:: STATED TASK ::
In the entries, find all lines that hold the word "this" and copy them.

:: INPUT ::
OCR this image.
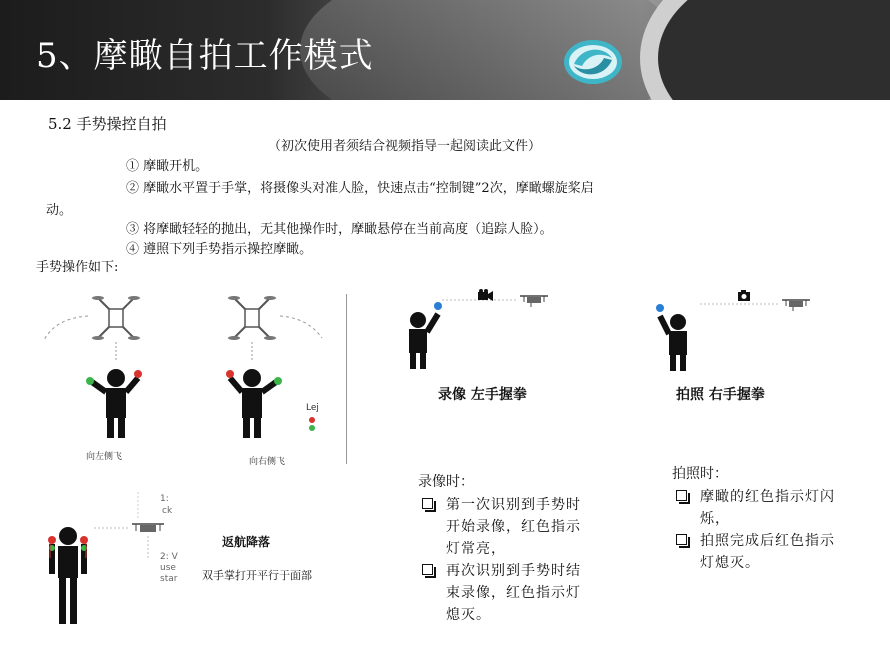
5、摩瞰自拍工作模式
5.2 手势操控自拍
（初次使用者须结合视频指导一起阅读此文件）
① 摩瞰开机。
② 摩瞰水平置于手掌，将摄像头对准人脸，快速点击“控制键”2次，摩瞰螺旋桨启
动。
③ 将摩瞰轻轻的抛出，无其他操作时，摩瞰悬停在当前高度（追踪人脸）。
④ 遵照下列手势指示操控摩瞰。
手势操作如下:
Lej
向左侧飞	向右侧飞
录像 左手握拳	拍照 右手握拳
1:
ck
2: V
use
star
返航降落
双手掌打开平行于面部
录像时：
第一次识别到手势时
开始录像，红色指示
灯常亮，
再次识别到手势时结
束录像，红色指示灯
熄灭。
拍照时：
摩瞰的红色指示灯闪
烁，
拍照完成后红色指示
灯熄灭。
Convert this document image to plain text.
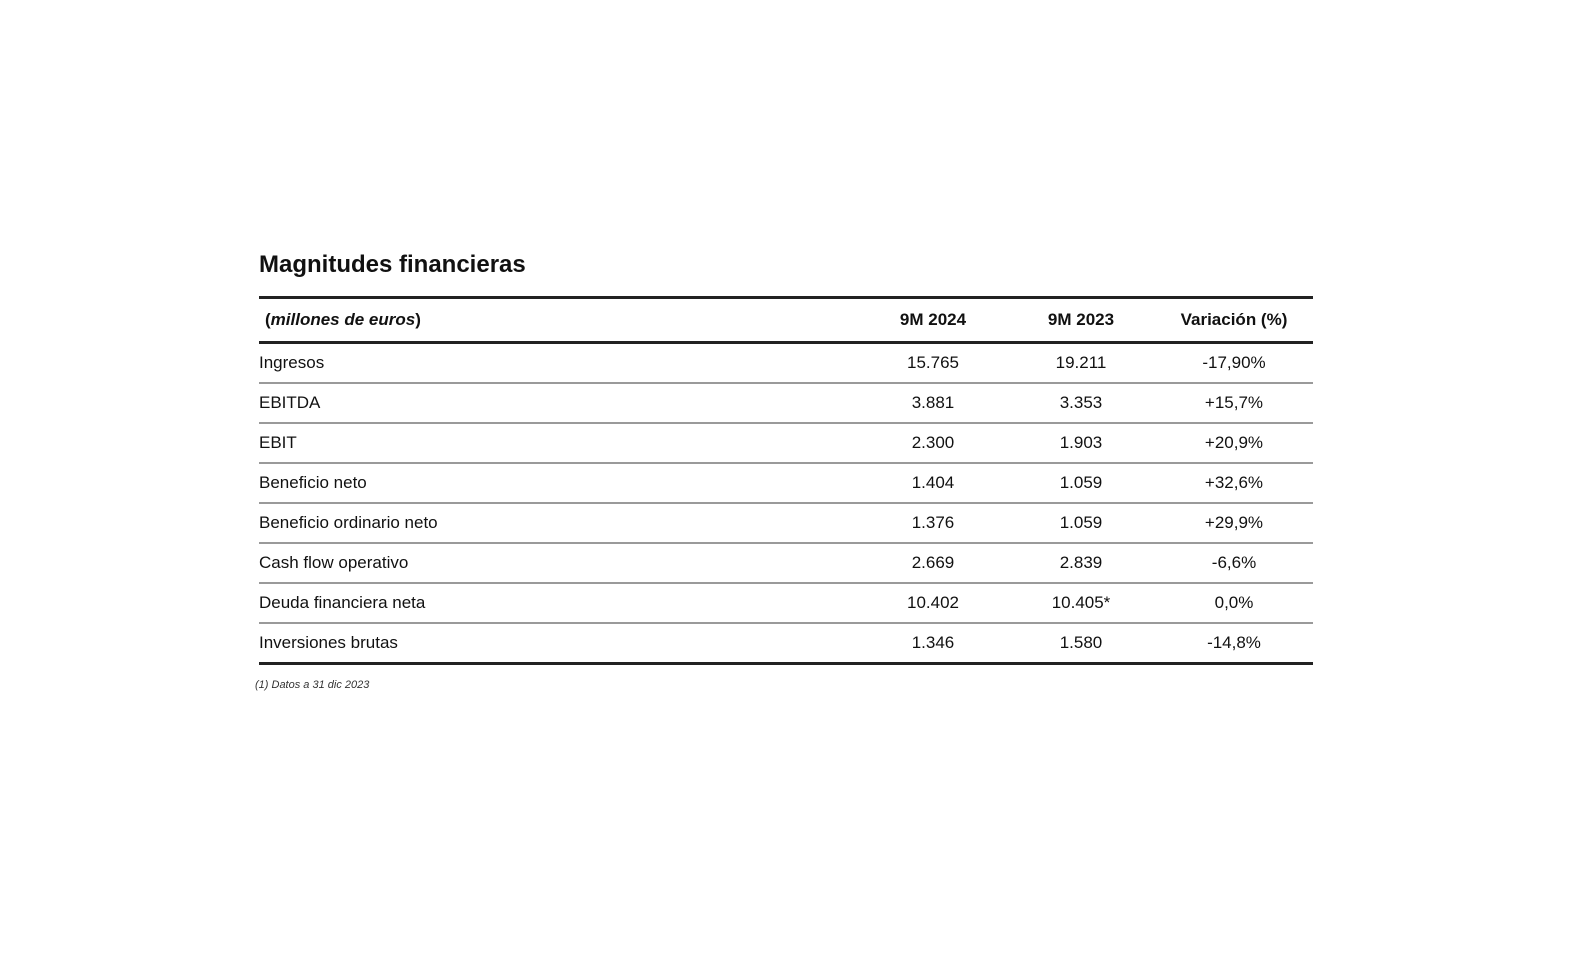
Magnitudes financieras
(millones de euros)	9M 2024	9M 2023	Variación (%)
Ingresos	15.765	19.211	-17,90%
EBITDA	3.881	3.353	+15,7%
EBIT	2.300	1.903	+20,9%
Beneficio neto	1.404	1.059	+32,6%
Beneficio ordinario neto	1.376	1.059	+29,9%
Cash flow operativo	2.669	2.839	-6,6%
Deuda financiera neta	10.402	10.405*	0,0%
Inversiones brutas	1.346	1.580	-14,8%
(1) Datos a 31 dic 2023
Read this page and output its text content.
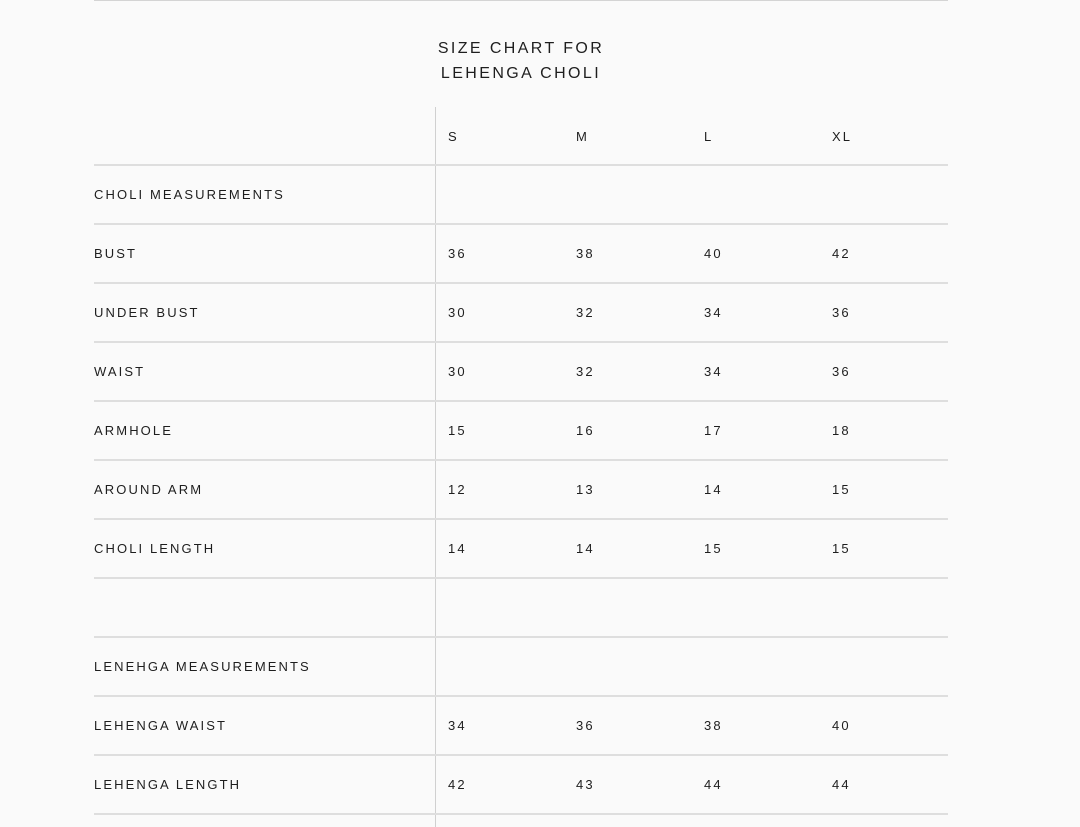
SIZE CHART FOR
LEHENGA CHOLI
S	M	L	XL
CHOLI MEASUREMENTS
BUST	36	38	40	42
UNDER BUST	30	32	34	36
WAIST	30	32	34	36
ARMHOLE	15	16	17	18
AROUND ARM	12	13	14	15
CHOLI LENGTH	14	14	15	15
LENEHGA MEASUREMENTS
LEHENGA WAIST	34	36	38	40
LEHENGA LENGTH	42	43	44	44
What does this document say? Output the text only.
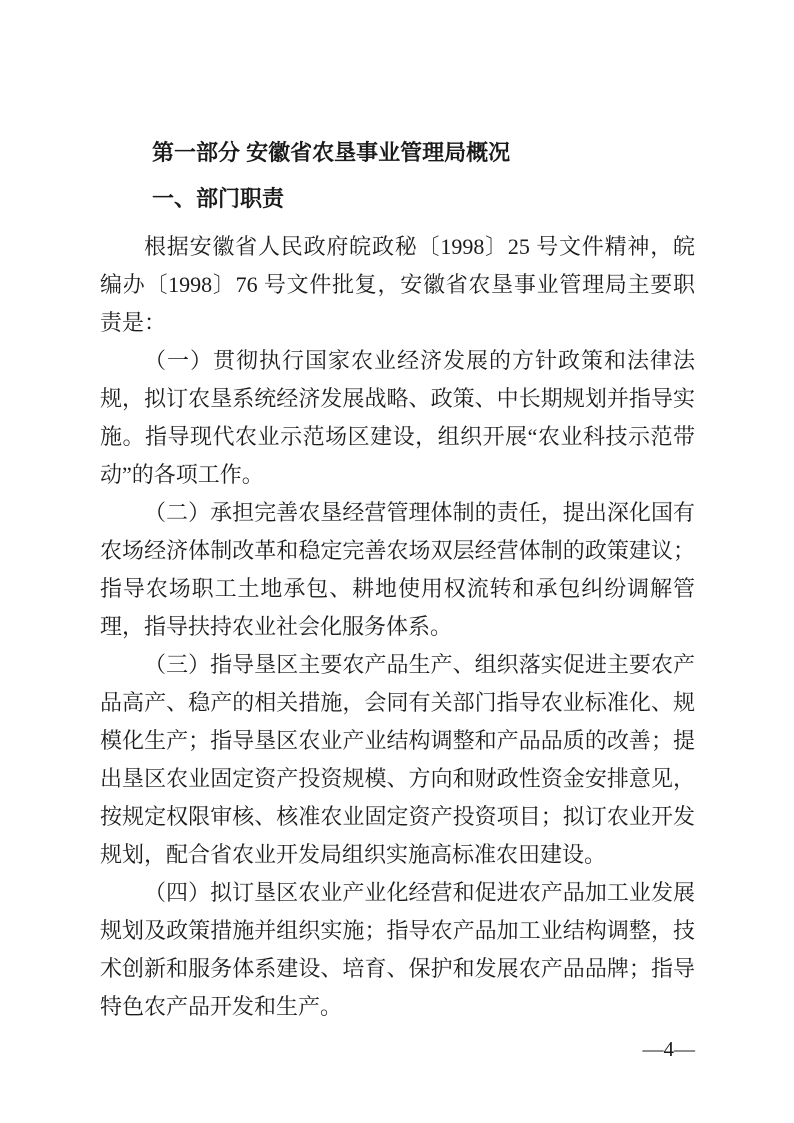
第一部分 安徽省农垦事业管理局概况
一、部门职责

根据安徽省人民政府皖政秘〔1998〕25 号文件精神，皖编办〔1998〕76 号文件批复，安徽省农垦事业管理局主要职责是：

（一）贯彻执行国家农业经济发展的方针政策和法律法规，拟订农垦系统经济发展战略、政策、中长期规划并指导实施。指导现代农业示范场区建设，组织开展“农业科技示范带动”的各项工作。

（二）承担完善农垦经营管理体制的责任，提出深化国有农场经济体制改革和稳定完善农场双层经营体制的政策建议；指导农场职工土地承包、耕地使用权流转和承包纠纷调解管理，指导扶持农业社会化服务体系。

（三）指导垦区主要农产品生产、组织落实促进主要农产品高产、稳产的相关措施，会同有关部门指导农业标准化、规模化生产；指导垦区农业产业结构调整和产品品质的改善；提出垦区农业固定资产投资规模、方向和财政性资金安排意见，按规定权限审核、核准农业固定资产投资项目；拟订农业开发规划，配合省农业开发局组织实施高标准农田建设。

（四）拟订垦区农业产业化经营和促进农产品加工业发展规划及政策措施并组织实施；指导农产品加工业结构调整，技术创新和服务体系建设、培育、保护和发展农产品品牌；指导特色农产品开发和生产。

—4—
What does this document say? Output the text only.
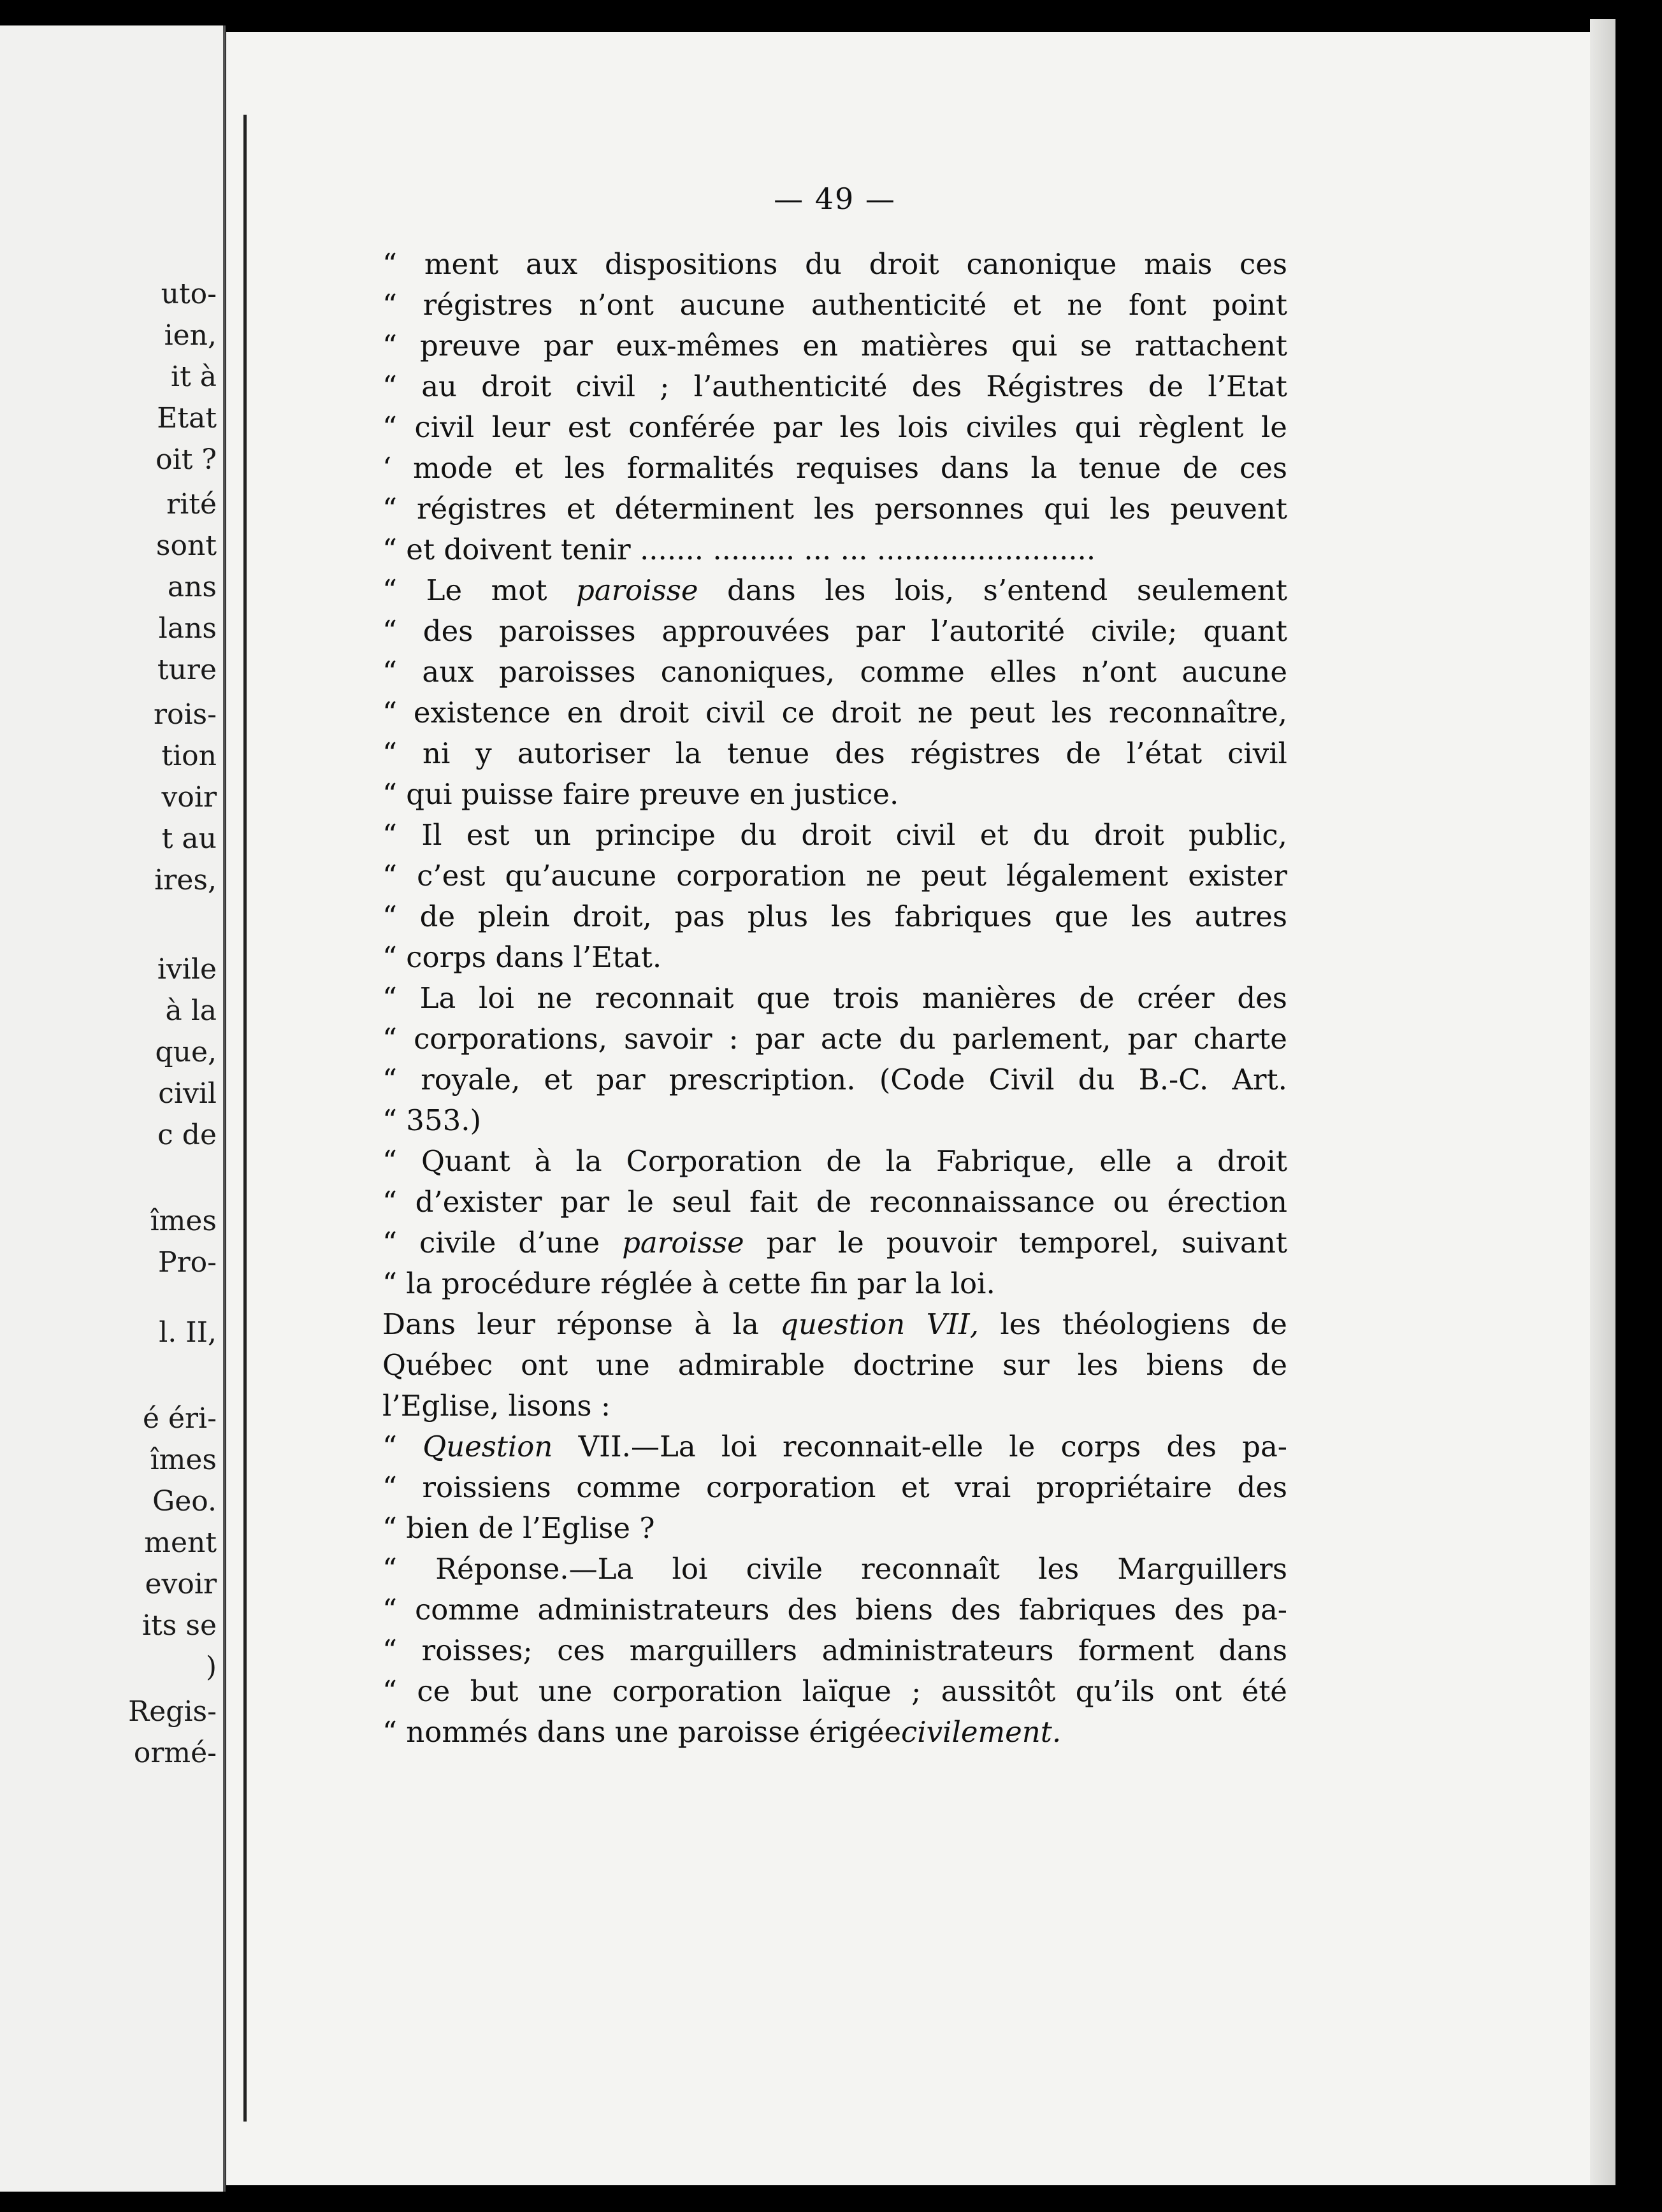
uto-
ien,
it à
Etat
oit ?
rité
sont
ans
lans
ture
rois-
tion
voir
t au
ires,
ivile
à la
que,
civil
c de
îmes
Pro-
l. II,
é éri-
îmes
Geo.
ment
evoir
its se
)
Regis-
ormé-
— 49 —
“ ment aux dispositions du droit canonique mais ces
“ régistres n’ont aucune authenticité et ne font point
“ preuve par eux-mêmes en matières qui se rattachent
“ au droit civil ; l’authenticité des Régistres de l’Etat
“ civil leur est conférée par les lois civiles qui règlent le
‘ mode et les formalités requises dans la tenue de ces
“ régistres et déterminent les personnes qui les peuvent
“ et doivent tenir ....... ......... ... ... ........................
“ Le mot paroisse dans les lois, s’entend seulement
“ des paroisses approuvées par l’autorité civile; quant
“ aux paroisses canoniques, comme elles n’ont aucune
“ existence en droit civil ce droit ne peut les reconnaître,
“ ni y autoriser la tenue des régistres de l’état civil
“ qui puisse faire preuve en justice.
“ Il est un principe du droit civil et du droit public,
“ c’est qu’aucune corporation ne peut légalement exister
“ de plein droit, pas plus les fabriques que les autres
“ corps dans l’Etat.
“ La loi ne reconnait que trois manières de créer des
“ corporations, savoir : par acte du parlement, par charte
“ royale, et par prescription. (Code Civil du B.-C. Art.
“ 353.)
“ Quant à la Corporation de la Fabrique, elle a droit
“ d’exister par le seul fait de reconnaissance ou érection
“ civile d’une paroisse par le pouvoir temporel, suivant
“ la procédure réglée à cette fin par la loi.
Dans leur réponse à la question VII, les théologiens de
Québec ont une admirable doctrine sur les biens de
l’Eglise, lisons :
“ Question VII.—La loi reconnait-elle le corps des pa-
“ roissiens comme corporation et vrai propriétaire des
“ bien de l’Eglise ?
“ Réponse.—La loi civile reconnaît les Marguillers
“ comme administrateurs des biens des fabriques des pa-
“ roisses; ces marguillers administrateurs forment dans
“ ce but une corporation laïque ; aussitôt qu’ils ont été
“ nommés dans une paroisse érigée civilement.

:: FINISHED ANSWER ::
OCR this image.
Convert this document image to plain text.
Read this page and output its text content.
What does this document say? Output the text only.
What does this document say? Output the text only.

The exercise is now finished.